• _What the task asks_
Set the following entries down again exactly, line by line.

Records from a data collection
--- START ---

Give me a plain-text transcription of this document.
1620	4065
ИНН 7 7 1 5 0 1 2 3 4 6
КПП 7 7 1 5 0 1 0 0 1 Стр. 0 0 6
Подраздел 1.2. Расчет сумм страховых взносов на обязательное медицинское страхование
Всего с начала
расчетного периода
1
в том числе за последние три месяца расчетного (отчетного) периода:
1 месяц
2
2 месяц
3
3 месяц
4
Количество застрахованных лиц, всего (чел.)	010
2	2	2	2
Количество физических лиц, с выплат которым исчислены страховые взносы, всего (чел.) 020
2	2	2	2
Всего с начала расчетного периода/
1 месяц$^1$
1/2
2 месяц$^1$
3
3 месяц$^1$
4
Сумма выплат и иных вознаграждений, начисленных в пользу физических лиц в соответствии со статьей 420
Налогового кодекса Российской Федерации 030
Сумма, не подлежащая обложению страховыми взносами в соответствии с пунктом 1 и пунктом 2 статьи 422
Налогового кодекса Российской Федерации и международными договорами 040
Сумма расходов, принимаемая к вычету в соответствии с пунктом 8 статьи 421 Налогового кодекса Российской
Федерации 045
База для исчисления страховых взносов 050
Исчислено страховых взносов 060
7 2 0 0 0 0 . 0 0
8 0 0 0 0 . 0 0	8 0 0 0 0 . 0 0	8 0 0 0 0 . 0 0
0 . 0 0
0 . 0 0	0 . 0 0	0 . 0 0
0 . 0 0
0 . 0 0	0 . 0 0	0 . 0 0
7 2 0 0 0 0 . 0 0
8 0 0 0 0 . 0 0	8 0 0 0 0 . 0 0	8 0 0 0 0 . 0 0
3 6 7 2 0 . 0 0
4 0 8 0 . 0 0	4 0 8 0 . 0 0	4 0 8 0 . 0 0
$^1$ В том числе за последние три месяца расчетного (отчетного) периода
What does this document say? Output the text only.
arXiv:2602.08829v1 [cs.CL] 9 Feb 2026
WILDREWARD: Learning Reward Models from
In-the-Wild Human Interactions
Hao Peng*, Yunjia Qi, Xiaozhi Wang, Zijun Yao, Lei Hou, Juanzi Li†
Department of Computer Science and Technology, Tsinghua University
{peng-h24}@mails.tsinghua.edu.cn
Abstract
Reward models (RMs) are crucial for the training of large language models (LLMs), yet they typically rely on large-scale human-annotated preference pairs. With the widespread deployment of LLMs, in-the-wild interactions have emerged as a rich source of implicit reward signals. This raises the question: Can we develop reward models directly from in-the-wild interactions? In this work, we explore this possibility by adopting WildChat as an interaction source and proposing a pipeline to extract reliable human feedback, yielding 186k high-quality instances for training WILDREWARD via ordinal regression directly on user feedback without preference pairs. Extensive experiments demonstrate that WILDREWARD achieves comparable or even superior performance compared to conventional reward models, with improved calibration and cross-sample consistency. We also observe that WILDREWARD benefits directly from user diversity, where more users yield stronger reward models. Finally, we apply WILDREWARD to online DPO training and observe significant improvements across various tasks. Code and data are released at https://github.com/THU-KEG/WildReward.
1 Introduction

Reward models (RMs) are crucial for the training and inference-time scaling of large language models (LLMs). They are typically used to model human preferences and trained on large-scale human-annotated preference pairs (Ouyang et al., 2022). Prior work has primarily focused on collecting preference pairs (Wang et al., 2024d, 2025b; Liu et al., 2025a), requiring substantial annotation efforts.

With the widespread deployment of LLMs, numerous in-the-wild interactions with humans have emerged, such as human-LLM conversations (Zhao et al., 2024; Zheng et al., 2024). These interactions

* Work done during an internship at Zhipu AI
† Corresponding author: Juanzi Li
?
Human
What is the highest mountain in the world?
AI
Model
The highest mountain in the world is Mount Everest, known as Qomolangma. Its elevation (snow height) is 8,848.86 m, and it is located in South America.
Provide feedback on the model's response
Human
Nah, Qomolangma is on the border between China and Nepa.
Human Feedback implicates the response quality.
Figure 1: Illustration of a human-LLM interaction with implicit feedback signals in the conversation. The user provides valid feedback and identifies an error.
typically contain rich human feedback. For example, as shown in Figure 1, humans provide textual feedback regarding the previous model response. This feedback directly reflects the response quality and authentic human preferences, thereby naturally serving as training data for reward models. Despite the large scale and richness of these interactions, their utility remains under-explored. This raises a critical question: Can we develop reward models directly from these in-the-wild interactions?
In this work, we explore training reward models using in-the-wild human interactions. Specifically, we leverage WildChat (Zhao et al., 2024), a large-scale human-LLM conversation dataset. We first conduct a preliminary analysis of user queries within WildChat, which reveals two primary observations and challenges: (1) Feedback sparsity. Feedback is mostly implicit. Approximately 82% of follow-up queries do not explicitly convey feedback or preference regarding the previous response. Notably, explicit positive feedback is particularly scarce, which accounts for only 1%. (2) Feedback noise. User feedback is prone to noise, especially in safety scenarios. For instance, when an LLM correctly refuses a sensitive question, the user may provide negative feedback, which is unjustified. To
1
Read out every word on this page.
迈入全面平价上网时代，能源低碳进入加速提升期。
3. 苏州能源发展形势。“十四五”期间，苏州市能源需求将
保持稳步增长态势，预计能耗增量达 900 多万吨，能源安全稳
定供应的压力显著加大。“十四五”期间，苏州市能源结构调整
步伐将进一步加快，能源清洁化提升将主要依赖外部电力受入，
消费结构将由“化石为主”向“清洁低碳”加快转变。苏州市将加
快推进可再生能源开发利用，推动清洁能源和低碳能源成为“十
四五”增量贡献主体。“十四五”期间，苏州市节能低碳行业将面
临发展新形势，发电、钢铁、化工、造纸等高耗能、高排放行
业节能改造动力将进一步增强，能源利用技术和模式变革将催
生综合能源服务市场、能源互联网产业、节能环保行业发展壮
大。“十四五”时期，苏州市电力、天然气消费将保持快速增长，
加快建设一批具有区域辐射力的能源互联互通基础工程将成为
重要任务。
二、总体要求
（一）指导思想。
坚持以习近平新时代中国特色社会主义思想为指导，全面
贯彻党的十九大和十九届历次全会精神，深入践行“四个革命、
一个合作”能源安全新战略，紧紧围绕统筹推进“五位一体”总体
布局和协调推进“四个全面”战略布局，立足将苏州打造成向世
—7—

--- END ---

• _Exercise output_
Give me a plain-text transcription of this document.
1620	4065
ИНН 7 7 1 5 0 1 2 3 4 6
КПП 7 7 1 5 0 1 0 0 1 Стр. 0 0 6
Подраздел 1.2. Расчет сумм страховых взносов на обязательное медицинское страхование
Всего с начала
расчетного периода
1
в том числе за последние три месяца расчетного (отчетного) периода:
1 месяц
2
2 месяц
3
3 месяц
4
Количество застрахованных лиц, всего (чел.)	010
2	2	2	2
Количество физических лиц, с выплат которым исчислены страховые взносы, всего (чел.) 020
2	2	2	2
Всего с начала расчетного периода/
1 месяц$^1$
1/2
2 месяц$^1$
3
3 месяц$^1$
4
Сумма выплат и иных вознаграждений, начисленных в пользу физических лиц в соответствии со статьей 420
Налогового кодекса Российской Федерации 030
Сумма, не подлежащая обложению страховыми взносами в соответствии с пунктом 1 и пунктом 2 статьи 422
Налогового кодекса Российской Федерации и международными договорами 040
Сумма расходов, принимаемая к вычету в соответствии с пунктом 8 статьи 421 Налогового кодекса Российской
Федерации 045
База для исчисления страховых взносов 050
Исчислено страховых взносов 060
7 2 0 0 0 0 . 0 0
8 0 0 0 0 . 0 0	8 0 0 0 0 . 0 0	8 0 0 0 0 . 0 0
0 . 0 0
0 . 0 0	0 . 0 0	0 . 0 0
0 . 0 0
0 . 0 0	0 . 0 0	0 . 0 0
7 2 0 0 0 0 . 0 0
8 0 0 0 0 . 0 0	8 0 0 0 0 . 0 0	8 0 0 0 0 . 0 0
3 6 7 2 0 . 0 0
4 0 8 0 . 0 0	4 0 8 0 . 0 0	4 0 8 0 . 0 0
$^1$ В том числе за последние три месяца расчетного (отчетного) периода
What does this document say? Output the text only.
arXiv:2602.08829v1 [cs.CL] 9 Feb 2026
WILDREWARD: Learning Reward Models from
In-the-Wild Human Interactions
Hao Peng*, Yunjia Qi, Xiaozhi Wang, Zijun Yao, Lei Hou, Juanzi Li†
Department of Computer Science and Technology, Tsinghua University
{peng-h24}@mails.tsinghua.edu.cn
Abstract
Reward models (RMs) are crucial for the training of large language models (LLMs), yet they typically rely on large-scale human-annotated preference pairs. With the widespread deployment of LLMs, in-the-wild interactions have emerged as a rich source of implicit reward signals. This raises the question: Can we develop reward models directly from in-the-wild interactions? In this work, we explore this possibility by adopting WildChat as an interaction source and proposing a pipeline to extract reliable human feedback, yielding 186k high-quality instances for training WILDREWARD via ordinal regression directly on user feedback without preference pairs. Extensive experiments demonstrate that WILDREWARD achieves comparable or even superior performance compared to conventional reward models, with improved calibration and cross-sample consistency. We also observe that WILDREWARD benefits directly from user diversity, where more users yield stronger reward models. Finally, we apply WILDREWARD to online DPO training and observe significant improvements across various tasks. Code and data are released at https://github.com/THU-KEG/WildReward.
1 Introduction

Reward models (RMs) are crucial for the training and inference-time scaling of large language models (LLMs). They are typically used to model human preferences and trained on large-scale human-annotated preference pairs (Ouyang et al., 2022). Prior work has primarily focused on collecting preference pairs (Wang et al., 2024d, 2025b; Liu et al., 2025a), requiring substantial annotation efforts.

With the widespread deployment of LLMs, numerous in-the-wild interactions with humans have emerged, such as human-LLM conversations (Zhao et al., 2024; Zheng et al., 2024). These interactions

* Work done during an internship at Zhipu AI
† Corresponding author: Juanzi Li
?
Human
What is the highest mountain in the world?
AI
Model
The highest mountain in the world is Mount Everest, known as Qomolangma. Its elevation (snow height) is 8,848.86 m, and it is located in South America.
Provide feedback on the model's response
Human
Nah, Qomolangma is on the border between China and Nepa.
Human Feedback implicates the response quality.
Figure 1: Illustration of a human-LLM interaction with implicit feedback signals in the conversation. The user provides valid feedback and identifies an error.
typically contain rich human feedback. For example, as shown in Figure 1, humans provide textual feedback regarding the previous model response. This feedback directly reflects the response quality and authentic human preferences, thereby naturally serving as training data for reward models. Despite the large scale and richness of these interactions, their utility remains under-explored. This raises a critical question: Can we develop reward models directly from these in-the-wild interactions?
In this work, we explore training reward models using in-the-wild human interactions. Specifically, we leverage WildChat (Zhao et al., 2024), a large-scale human-LLM conversation dataset. We first conduct a preliminary analysis of user queries within WildChat, which reveals two primary observations and challenges: (1) Feedback sparsity. Feedback is mostly implicit. Approximately 82% of follow-up queries do not explicitly convey feedback or preference regarding the previous response. Notably, explicit positive feedback is particularly scarce, which accounts for only 1%. (2) Feedback noise. User feedback is prone to noise, especially in safety scenarios. For instance, when an LLM correctly refuses a sensitive question, the user may provide negative feedback, which is unjustified. To
1
Read out every word on this page.
迈入全面平价上网时代，能源低碳进入加速提升期。
3. 苏州能源发展形势。“十四五”期间，苏州市能源需求将
保持稳步增长态势，预计能耗增量达 900 多万吨，能源安全稳
定供应的压力显著加大。“十四五”期间，苏州市能源结构调整
步伐将进一步加快，能源清洁化提升将主要依赖外部电力受入，
消费结构将由“化石为主”向“清洁低碳”加快转变。苏州市将加
快推进可再生能源开发利用，推动清洁能源和低碳能源成为“十
四五”增量贡献主体。“十四五”期间，苏州市节能低碳行业将面
临发展新形势，发电、钢铁、化工、造纸等高耗能、高排放行
业节能改造动力将进一步增强，能源利用技术和模式变革将催
生综合能源服务市场、能源互联网产业、节能环保行业发展壮
大。“十四五”时期，苏州市电力、天然气消费将保持快速增长，
加快建设一批具有区域辐射力的能源互联互通基础工程将成为
重要任务。
二、总体要求
（一）指导思想。
坚持以习近平新时代中国特色社会主义思想为指导，全面
贯彻党的十九大和十九届历次全会精神，深入践行“四个革命、
一个合作”能源安全新战略，紧紧围绕统筹推进“五位一体”总体
布局和协调推进“四个全面”战略布局，立足将苏州打造成向世
—7—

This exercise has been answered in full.